Stored data:
- - - -
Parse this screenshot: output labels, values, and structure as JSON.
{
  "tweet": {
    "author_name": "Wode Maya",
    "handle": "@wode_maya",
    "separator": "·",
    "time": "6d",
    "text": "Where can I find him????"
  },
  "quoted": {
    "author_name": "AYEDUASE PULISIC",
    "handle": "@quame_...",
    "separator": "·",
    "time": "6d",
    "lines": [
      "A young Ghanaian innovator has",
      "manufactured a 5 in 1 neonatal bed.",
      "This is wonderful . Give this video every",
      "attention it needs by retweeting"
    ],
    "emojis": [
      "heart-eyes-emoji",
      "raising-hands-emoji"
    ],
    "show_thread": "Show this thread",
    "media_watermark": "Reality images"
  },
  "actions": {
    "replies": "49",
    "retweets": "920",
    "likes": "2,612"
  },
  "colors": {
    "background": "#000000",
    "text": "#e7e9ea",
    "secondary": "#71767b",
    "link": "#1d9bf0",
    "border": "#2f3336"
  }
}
- - - -
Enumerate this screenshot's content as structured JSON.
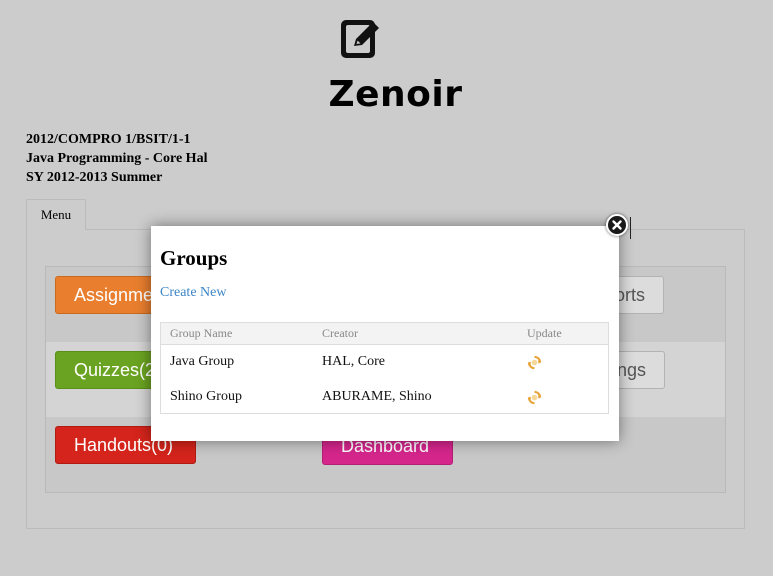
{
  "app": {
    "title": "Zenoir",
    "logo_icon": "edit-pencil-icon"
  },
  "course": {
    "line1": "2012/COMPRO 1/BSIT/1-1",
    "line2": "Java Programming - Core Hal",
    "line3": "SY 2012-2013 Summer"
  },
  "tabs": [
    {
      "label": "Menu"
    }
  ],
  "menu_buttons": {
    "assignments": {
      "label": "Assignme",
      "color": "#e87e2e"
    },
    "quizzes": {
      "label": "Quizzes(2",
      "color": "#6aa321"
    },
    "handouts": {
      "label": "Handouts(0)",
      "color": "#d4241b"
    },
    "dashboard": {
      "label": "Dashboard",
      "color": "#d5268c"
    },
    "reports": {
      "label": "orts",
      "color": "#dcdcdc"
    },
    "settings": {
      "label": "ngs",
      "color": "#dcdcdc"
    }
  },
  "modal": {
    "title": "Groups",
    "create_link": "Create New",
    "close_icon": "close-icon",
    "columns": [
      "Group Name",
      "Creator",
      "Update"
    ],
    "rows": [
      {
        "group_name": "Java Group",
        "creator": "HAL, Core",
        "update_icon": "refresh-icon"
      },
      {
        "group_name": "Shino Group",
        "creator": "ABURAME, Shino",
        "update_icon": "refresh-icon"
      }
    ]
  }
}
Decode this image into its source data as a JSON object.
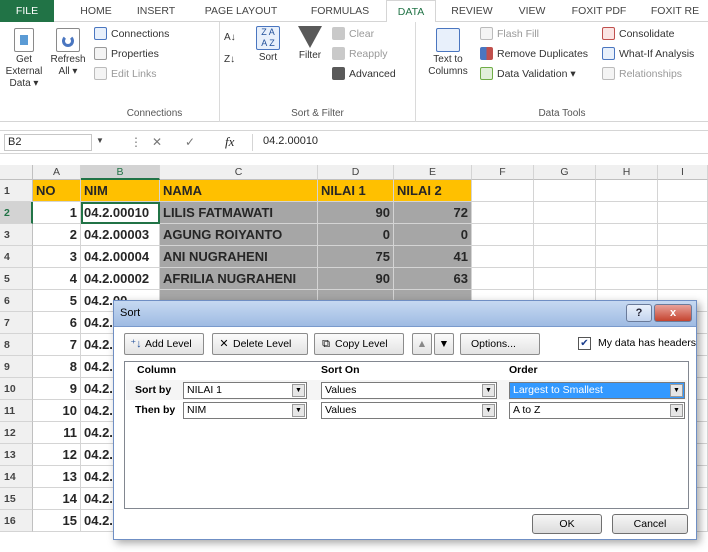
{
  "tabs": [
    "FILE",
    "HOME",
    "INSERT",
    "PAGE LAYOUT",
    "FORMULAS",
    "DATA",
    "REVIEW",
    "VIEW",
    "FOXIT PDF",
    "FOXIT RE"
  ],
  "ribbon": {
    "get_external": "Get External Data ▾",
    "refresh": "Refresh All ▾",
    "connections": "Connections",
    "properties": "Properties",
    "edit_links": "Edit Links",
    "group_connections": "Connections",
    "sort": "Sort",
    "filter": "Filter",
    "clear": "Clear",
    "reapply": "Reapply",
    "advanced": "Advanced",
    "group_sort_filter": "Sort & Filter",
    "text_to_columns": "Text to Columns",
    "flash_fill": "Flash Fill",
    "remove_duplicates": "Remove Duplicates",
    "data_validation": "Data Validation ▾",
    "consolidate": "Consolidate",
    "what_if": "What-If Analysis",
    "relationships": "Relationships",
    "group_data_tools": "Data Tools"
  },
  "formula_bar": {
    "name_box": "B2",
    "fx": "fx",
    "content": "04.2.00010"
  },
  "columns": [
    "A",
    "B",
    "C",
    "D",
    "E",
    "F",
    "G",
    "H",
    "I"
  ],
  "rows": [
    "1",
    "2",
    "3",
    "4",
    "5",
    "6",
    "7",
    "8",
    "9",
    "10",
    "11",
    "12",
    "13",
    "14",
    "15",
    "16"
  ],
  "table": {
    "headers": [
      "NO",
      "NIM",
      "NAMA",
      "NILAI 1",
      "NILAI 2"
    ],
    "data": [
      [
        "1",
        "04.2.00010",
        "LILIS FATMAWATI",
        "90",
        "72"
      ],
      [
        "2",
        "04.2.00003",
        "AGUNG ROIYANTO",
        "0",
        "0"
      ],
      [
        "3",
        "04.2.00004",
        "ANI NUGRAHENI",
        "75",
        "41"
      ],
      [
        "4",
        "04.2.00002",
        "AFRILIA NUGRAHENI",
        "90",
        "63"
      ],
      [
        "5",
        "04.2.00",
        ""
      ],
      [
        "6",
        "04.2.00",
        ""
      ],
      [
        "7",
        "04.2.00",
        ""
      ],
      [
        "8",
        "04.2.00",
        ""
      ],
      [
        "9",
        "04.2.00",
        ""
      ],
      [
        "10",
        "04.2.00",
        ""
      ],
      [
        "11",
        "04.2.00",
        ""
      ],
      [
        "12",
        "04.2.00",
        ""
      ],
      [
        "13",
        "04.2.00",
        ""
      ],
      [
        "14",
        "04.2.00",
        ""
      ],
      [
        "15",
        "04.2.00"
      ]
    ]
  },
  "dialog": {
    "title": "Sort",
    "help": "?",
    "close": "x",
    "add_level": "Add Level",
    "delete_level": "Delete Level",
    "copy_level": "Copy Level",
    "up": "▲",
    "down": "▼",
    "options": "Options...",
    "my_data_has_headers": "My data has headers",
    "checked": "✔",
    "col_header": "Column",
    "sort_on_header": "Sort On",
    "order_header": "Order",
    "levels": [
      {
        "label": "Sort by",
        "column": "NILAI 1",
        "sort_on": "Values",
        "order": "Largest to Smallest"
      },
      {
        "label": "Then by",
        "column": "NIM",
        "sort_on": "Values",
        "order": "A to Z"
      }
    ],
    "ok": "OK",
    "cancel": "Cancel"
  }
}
- - - -
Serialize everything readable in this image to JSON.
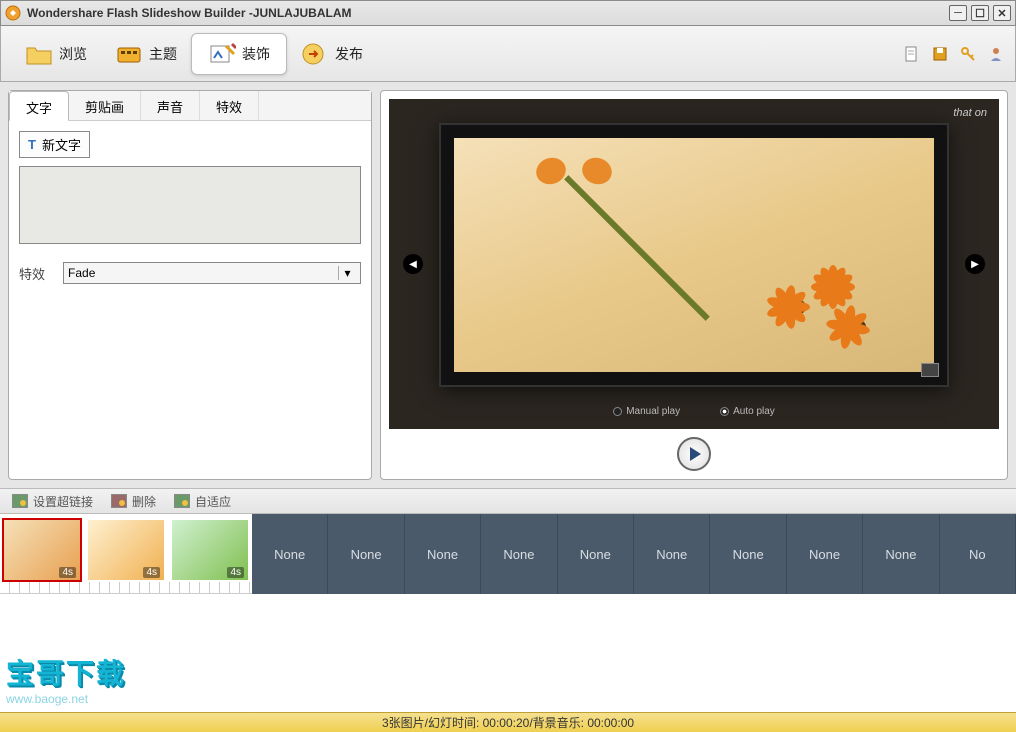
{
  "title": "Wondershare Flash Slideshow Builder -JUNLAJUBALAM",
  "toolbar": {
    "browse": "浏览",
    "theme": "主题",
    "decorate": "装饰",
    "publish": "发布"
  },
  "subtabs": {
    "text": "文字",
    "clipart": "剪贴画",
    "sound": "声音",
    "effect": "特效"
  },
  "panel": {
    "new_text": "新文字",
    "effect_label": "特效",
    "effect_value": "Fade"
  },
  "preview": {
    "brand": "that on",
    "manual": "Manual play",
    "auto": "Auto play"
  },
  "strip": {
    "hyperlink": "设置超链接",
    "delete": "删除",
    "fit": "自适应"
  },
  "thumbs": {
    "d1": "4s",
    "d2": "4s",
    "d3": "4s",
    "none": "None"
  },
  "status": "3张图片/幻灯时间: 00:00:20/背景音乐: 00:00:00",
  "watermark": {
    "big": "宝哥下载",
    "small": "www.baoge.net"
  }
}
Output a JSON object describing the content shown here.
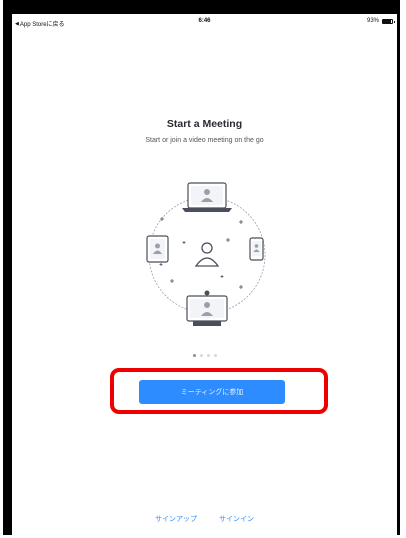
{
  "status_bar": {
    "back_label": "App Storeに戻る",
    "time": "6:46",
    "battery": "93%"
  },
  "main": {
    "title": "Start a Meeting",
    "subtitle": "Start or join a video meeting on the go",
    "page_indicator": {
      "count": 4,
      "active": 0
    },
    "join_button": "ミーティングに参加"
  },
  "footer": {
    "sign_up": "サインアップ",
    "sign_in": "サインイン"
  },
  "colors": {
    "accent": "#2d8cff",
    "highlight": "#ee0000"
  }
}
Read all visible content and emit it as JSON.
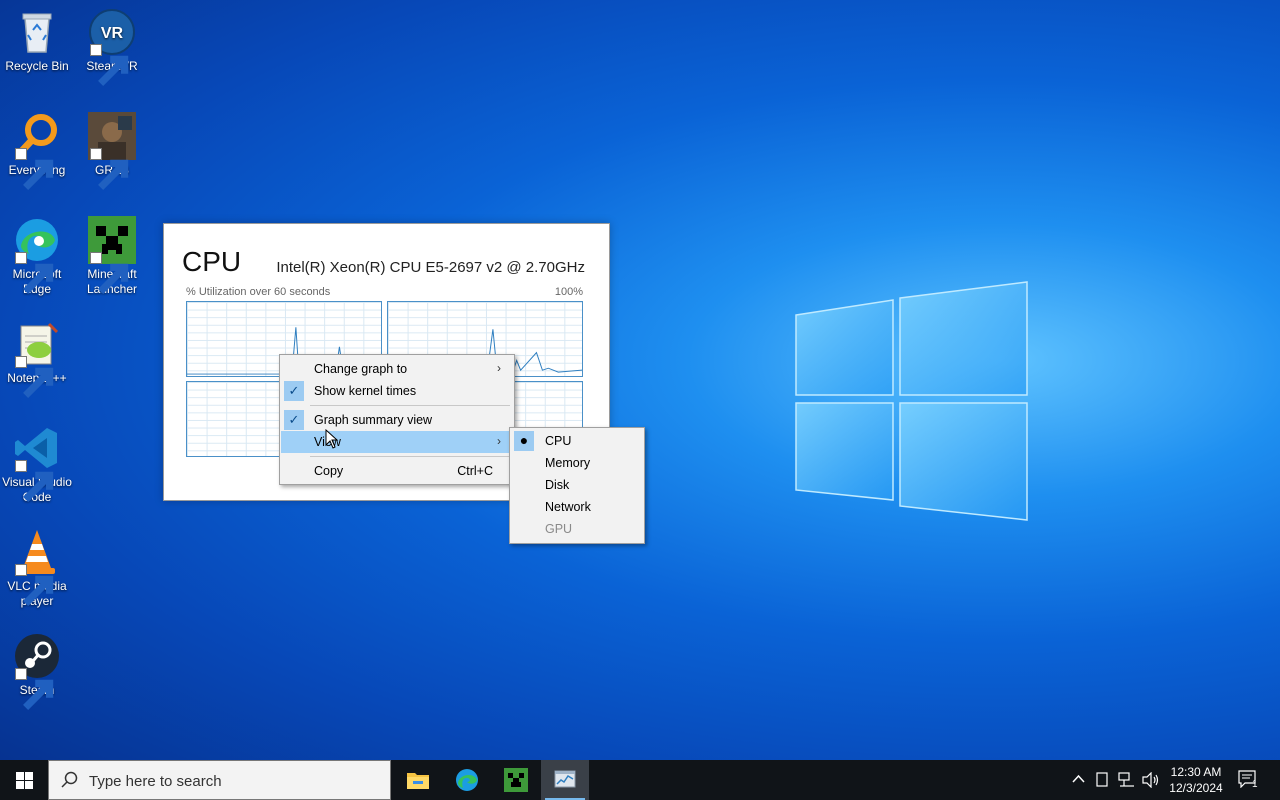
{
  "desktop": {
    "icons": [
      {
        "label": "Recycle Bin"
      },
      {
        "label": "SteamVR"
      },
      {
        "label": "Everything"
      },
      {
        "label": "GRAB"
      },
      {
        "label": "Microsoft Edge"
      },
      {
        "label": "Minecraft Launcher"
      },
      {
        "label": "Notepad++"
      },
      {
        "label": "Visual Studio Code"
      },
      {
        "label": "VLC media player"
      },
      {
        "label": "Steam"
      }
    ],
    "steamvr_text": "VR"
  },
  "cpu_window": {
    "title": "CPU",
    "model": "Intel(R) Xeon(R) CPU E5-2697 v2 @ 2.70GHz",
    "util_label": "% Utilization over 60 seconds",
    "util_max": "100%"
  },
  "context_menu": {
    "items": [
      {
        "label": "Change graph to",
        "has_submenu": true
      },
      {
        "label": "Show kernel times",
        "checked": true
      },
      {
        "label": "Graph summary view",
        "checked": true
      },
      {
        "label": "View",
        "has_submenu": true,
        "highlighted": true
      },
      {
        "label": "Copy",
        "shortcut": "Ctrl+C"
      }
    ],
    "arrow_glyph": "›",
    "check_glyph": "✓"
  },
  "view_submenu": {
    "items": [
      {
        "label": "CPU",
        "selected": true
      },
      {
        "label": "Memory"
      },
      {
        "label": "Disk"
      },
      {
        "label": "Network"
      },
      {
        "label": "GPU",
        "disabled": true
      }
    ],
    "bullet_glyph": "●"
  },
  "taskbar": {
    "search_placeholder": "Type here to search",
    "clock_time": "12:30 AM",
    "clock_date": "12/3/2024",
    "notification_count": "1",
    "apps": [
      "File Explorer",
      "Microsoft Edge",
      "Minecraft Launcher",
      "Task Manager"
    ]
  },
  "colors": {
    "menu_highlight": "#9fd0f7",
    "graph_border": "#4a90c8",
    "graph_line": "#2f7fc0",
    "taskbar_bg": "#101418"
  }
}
- - - -
> **Task to carry out**:
Return, from the data, each line that has the word "this" in it.

> **Result**:
Parse this screenshot: output labels, values, and structure as JSON.
      "This is wonderful . Give this video every",
    "show_thread": "Show this thread",
Enumerate this screenshot's content as structured JSON.
Decode this image into its source data as a JSON object.
Serialize everything readable in this image to JSON.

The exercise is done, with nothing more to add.